* _Short exercise_: Search the material below for the string "教师小结" and list each line that holds it.

* _Task material_:
================

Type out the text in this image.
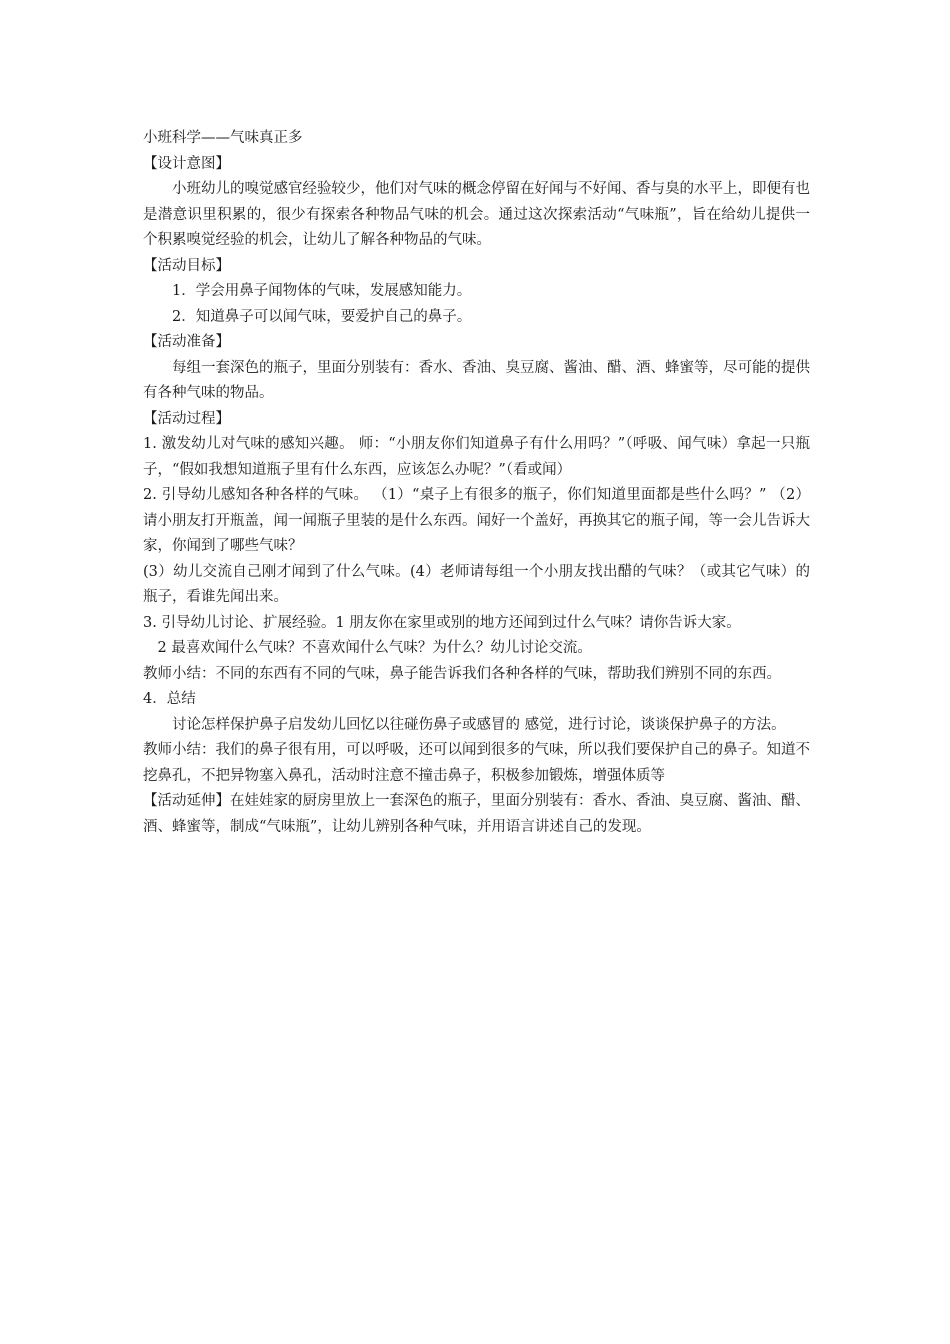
小班科学——气味真正多

【设计意图】

小班幼儿的嗅觉感官经验较少，他们对气味的概念停留在好闻与不好闻、香与臭的水平上，即便有也是潜意识里积累的，很少有探索各种物品气味的机会。通过这次探索活动“气味瓶”，旨在给幼儿提供一个积累嗅觉经验的机会，让幼儿了解各种物品的气味。

【活动目标】

1．学会用鼻子闻物体的气味，发展感知能力。

2．知道鼻子可以闻气味，要爱护自己的鼻子。

【活动准备】

每组一套深色的瓶子，里面分别装有：香水、香油、臭豆腐、酱油、醋、酒、蜂蜜等，尽可能的提供有各种气味的物品。

【活动过程】

1. 激发幼儿对气味的感知兴趣。 师：“小朋友你们知道鼻子有什么用吗？”（呼吸、闻气味）拿起一只瓶子，“假如我想知道瓶子里有什么东西，应该怎么办呢？”（看或闻）

2. 引导幼儿感知各种各样的气味。 （1）“桌子上有很多的瓶子，你们知道里面都是些什么吗？” （2）请小朋友打开瓶盖，闻一闻瓶子里装的是什么东西。闻好一个盖好，再换其它的瓶子闻，等一会儿告诉大家，你闻到了哪些气味？

(3）幼儿交流自己刚才闻到了什么气味。(4）老师请每组一个小朋友找出醋的气味？（或其它气味）的瓶子，看谁先闻出来。

3. 引导幼儿讨论、扩展经验。1 朋友你在家里或别的地方还闻到过什么气味？请你告诉大家。

2 最喜欢闻什么气味？不喜欢闻什么气味？为什么？幼儿讨论交流。

教师小结：不同的东西有不同的气味，鼻子能告诉我们各种各样的气味，帮助我们辨别不同的东西。

4．总结

讨论怎样保护鼻子启发幼儿回忆以往碰伤鼻子或感冒的 感觉，进行讨论，谈谈保护鼻子的方法。

教师小结：我们的鼻子很有用，可以呼吸，还可以闻到很多的气味，所以我们要保护自己的鼻子。知道不挖鼻孔，不把异物塞入鼻孔，活动时注意不撞击鼻子，积极参加锻炼，增强体质等

【活动延伸】在娃娃家的厨房里放上一套深色的瓶子，里面分别装有：香水、香油、臭豆腐、酱油、醋、酒、蜂蜜等，制成“气味瓶”，让幼儿辨别各种气味，并用语言讲述自己的发现。
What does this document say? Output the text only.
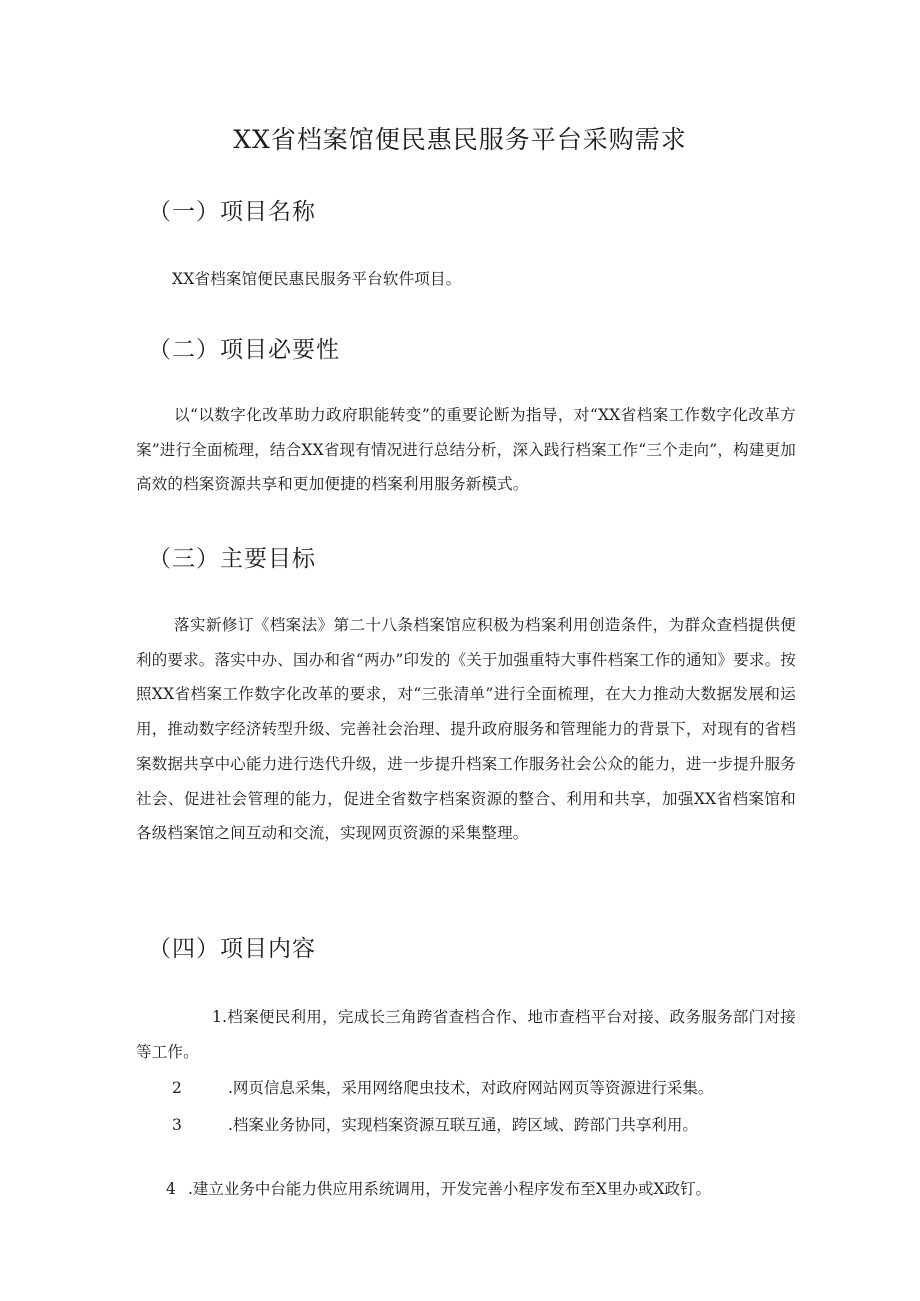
XX省档案馆便民惠民服务平台采购需求
（一）项目名称

XX省档案馆便民惠民服务平台软件项目。

（二）项目必要性

以“以数字化改革助力政府职能转变”的重要论断为指导，对“XX省档案工作数字化改革方案”进行全面梳理，结合XX省现有情况进行总结分析，深入践行档案工作“三个走向”，构建更加高效的档案资源共享和更加便捷的档案利用服务新模式。

（三）主要目标

落实新修订《档案法》第二十八条档案馆应积极为档案利用创造条件，为群众查档提供便利的要求。落实中办、国办和省“两办”印发的《关于加强重特大事件档案工作的通知》要求。按照XX省档案工作数字化改革的要求，对“三张清单”进行全面梳理，在大力推动大数据发展和运用，推动数字经济转型升级、完善社会治理、提升政府服务和管理能力的背景下，对现有的省档案数据共享中心能力进行迭代升级，进一步提升档案工作服务社会公众的能力，进一步提升服务社会、促进社会管理的能力，促进全省数字档案资源的整合、利用和共享，加强XX省档案馆和各级档案馆之间互动和交流，实现网页资源的采集整理。

（四）项目内容
1.档案便民利用，完成长三角跨省查档合作、地市查档平台对接、政务服务部门对接等工作。
2	.网页信息采集，采用网络爬虫技术，对政府网站网页等资源进行采集。
3	.档案业务协同，实现档案资源互联互通，跨区域、跨部门共享利用。
4 .建立业务中台能力供应用系统调用，开发完善小程序发布至X里办或X政钉。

================

* _Exercise response_:
教师小结：不同的东西有不同的气味，鼻子能告诉我们各种各样的气味，帮助我们辨别不同的东西。
教师小结：我们的鼻子很有用，可以呼吸，还可以闻到很多的气味，所以我们要保护自己的鼻子。知道不挖鼻孔，不把异物塞入鼻孔，活动时注意不撞击鼻子，积极参加锻炼，增强体质等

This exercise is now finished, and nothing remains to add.